Reproduce all of the data exactly.

* Data supplied *
----------------------------------------
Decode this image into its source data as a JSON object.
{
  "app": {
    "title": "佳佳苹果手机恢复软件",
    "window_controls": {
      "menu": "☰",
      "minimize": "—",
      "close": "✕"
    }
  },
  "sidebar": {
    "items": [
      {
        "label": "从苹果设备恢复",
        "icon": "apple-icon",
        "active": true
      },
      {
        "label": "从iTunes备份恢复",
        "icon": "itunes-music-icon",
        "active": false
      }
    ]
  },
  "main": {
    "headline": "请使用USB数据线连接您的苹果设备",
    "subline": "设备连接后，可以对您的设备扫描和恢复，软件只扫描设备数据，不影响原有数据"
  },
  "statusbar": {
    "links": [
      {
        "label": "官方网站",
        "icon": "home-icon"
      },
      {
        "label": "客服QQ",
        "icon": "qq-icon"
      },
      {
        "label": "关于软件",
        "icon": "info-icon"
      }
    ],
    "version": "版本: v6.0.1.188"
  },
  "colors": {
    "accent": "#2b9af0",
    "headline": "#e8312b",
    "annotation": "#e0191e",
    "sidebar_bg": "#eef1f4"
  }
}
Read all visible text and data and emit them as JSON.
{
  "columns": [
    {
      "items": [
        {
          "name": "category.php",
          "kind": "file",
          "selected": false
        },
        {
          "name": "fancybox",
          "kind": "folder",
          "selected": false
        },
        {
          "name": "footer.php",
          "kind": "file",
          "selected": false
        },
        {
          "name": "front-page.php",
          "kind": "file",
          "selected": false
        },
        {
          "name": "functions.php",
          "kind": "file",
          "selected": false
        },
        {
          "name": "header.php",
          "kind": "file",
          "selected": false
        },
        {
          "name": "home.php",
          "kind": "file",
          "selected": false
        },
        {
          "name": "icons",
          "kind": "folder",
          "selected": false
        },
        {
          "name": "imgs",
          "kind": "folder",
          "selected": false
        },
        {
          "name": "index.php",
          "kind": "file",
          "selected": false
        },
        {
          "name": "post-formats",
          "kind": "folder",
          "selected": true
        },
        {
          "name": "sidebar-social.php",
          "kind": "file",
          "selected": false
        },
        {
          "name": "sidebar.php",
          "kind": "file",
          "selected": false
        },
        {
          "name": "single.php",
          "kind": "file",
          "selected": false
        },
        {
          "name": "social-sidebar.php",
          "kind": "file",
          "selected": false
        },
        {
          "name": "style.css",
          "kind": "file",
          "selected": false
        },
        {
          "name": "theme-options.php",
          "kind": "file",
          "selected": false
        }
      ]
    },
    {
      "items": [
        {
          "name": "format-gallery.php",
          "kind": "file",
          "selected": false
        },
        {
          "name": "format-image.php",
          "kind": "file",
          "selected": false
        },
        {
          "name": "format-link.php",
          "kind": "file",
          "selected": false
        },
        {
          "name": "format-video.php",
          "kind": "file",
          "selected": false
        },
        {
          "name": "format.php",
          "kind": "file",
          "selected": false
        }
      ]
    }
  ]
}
----------------------------------------
* Correct result *
Decode this image into its source data as a JSON object.
{
  "app": {
    "title": "佳佳苹果手机恢复软件",
    "window_controls": {
      "menu": "☰",
      "minimize": "—",
      "close": "✕"
    }
  },
  "sidebar": {
    "items": [
      {
        "label": "从苹果设备恢复",
        "icon": "apple-icon",
        "active": true
      },
      {
        "label": "从iTunes备份恢复",
        "icon": "itunes-music-icon",
        "active": false
      }
    ]
  },
  "main": {
    "headline": "请使用USB数据线连接您的苹果设备",
    "subline": "设备连接后，可以对您的设备扫描和恢复，软件只扫描设备数据，不影响原有数据"
  },
  "statusbar": {
    "links": [
      {
        "label": "官方网站",
        "icon": "home-icon"
      },
      {
        "label": "客服QQ",
        "icon": "qq-icon"
      },
      {
        "label": "关于软件",
        "icon": "info-icon"
      }
    ],
    "version": "版本: v6.0.1.188"
  },
  "colors": {
    "accent": "#2b9af0",
    "headline": "#e8312b",
    "annotation": "#e0191e",
    "sidebar_bg": "#eef1f4"
  }
}
Read all visible text and data and emit them as JSON.
{
  "columns": [
    {
      "items": [
        {
          "name": "category.php",
          "kind": "file",
          "selected": false
        },
        {
          "name": "fancybox",
          "kind": "folder",
          "selected": false
        },
        {
          "name": "footer.php",
          "kind": "file",
          "selected": false
        },
        {
          "name": "front-page.php",
          "kind": "file",
          "selected": false
        },
        {
          "name": "functions.php",
          "kind": "file",
          "selected": false
        },
        {
          "name": "header.php",
          "kind": "file",
          "selected": false
        },
        {
          "name": "home.php",
          "kind": "file",
          "selected": false
        },
        {
          "name": "icons",
          "kind": "folder",
          "selected": false
        },
        {
          "name": "imgs",
          "kind": "folder",
          "selected": false
        },
        {
          "name": "index.php",
          "kind": "file",
          "selected": false
        },
        {
          "name": "post-formats",
          "kind": "folder",
          "selected": true
        },
        {
          "name": "sidebar-social.php",
          "kind": "file",
          "selected": false
        },
        {
          "name": "sidebar.php",
          "kind": "file",
          "selected": false
        },
        {
          "name": "single.php",
          "kind": "file",
          "selected": false
        },
        {
          "name": "social-sidebar.php",
          "kind": "file",
          "selected": false
        },
        {
          "name": "style.css",
          "kind": "file",
          "selected": false
        },
        {
          "name": "theme-options.php",
          "kind": "file",
          "selected": false
        }
      ]
    },
    {
      "items": [
        {
          "name": "format-gallery.php",
          "kind": "file",
          "selected": false
        },
        {
          "name": "format-image.php",
          "kind": "file",
          "selected": false
        },
        {
          "name": "format-link.php",
          "kind": "file",
          "selected": false
        },
        {
          "name": "format-video.php",
          "kind": "file",
          "selected": false
        },
        {
          "name": "format.php",
          "kind": "file",
          "selected": false
        }
      ]
    }
  ]
}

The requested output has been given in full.